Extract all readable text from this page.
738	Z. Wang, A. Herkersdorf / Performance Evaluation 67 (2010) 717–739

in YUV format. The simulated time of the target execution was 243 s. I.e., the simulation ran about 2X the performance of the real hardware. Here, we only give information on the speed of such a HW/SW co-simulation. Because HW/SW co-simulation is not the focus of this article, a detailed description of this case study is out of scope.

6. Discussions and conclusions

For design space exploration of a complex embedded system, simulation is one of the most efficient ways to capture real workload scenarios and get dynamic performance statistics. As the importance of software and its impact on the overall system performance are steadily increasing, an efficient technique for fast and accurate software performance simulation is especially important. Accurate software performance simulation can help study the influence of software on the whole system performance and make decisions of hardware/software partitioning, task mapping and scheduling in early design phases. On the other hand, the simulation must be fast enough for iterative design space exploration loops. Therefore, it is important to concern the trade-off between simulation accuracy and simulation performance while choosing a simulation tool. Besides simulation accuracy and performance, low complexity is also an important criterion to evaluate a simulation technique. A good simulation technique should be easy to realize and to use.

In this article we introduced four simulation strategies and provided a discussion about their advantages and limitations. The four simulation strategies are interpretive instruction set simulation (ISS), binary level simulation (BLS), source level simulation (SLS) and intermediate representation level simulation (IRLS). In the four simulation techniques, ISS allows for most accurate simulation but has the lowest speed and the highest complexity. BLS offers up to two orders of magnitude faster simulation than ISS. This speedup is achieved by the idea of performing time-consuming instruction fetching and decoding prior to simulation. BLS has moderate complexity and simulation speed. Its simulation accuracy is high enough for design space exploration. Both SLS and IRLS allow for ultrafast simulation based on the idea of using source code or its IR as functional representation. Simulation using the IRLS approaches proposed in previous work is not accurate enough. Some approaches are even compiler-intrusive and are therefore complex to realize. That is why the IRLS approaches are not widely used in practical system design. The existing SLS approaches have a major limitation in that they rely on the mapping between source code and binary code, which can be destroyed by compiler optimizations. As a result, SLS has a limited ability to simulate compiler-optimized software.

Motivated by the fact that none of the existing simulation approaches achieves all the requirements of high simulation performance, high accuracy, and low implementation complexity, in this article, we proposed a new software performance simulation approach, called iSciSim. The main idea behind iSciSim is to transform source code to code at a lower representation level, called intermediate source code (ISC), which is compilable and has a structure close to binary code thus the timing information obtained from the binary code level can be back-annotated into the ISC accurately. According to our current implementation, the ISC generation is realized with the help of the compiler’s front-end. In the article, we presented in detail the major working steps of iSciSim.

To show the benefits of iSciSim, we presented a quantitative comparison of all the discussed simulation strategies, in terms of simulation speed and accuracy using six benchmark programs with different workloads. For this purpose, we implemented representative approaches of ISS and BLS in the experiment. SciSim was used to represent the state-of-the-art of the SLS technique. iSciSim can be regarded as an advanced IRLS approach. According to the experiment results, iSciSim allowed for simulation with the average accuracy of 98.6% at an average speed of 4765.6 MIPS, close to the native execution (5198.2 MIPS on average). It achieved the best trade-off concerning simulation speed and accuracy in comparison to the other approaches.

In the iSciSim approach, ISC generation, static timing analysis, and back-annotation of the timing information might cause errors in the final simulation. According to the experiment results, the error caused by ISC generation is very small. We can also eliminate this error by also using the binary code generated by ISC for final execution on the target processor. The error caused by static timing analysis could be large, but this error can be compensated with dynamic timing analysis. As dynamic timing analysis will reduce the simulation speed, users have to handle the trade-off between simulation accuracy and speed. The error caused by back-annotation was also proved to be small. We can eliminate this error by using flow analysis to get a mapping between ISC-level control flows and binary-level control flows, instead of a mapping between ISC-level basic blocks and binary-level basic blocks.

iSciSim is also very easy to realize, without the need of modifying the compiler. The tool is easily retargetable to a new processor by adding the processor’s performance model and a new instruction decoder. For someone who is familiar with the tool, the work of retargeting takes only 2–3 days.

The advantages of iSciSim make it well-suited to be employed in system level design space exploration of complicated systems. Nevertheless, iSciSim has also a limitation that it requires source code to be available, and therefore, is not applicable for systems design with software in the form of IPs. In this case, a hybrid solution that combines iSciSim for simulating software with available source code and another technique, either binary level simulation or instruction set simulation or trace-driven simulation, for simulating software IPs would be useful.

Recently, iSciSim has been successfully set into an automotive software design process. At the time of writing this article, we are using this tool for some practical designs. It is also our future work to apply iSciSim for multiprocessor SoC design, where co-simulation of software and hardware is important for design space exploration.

Written instruction
Give the count of lines holding the word "only", with no other words.

Solution to this task
2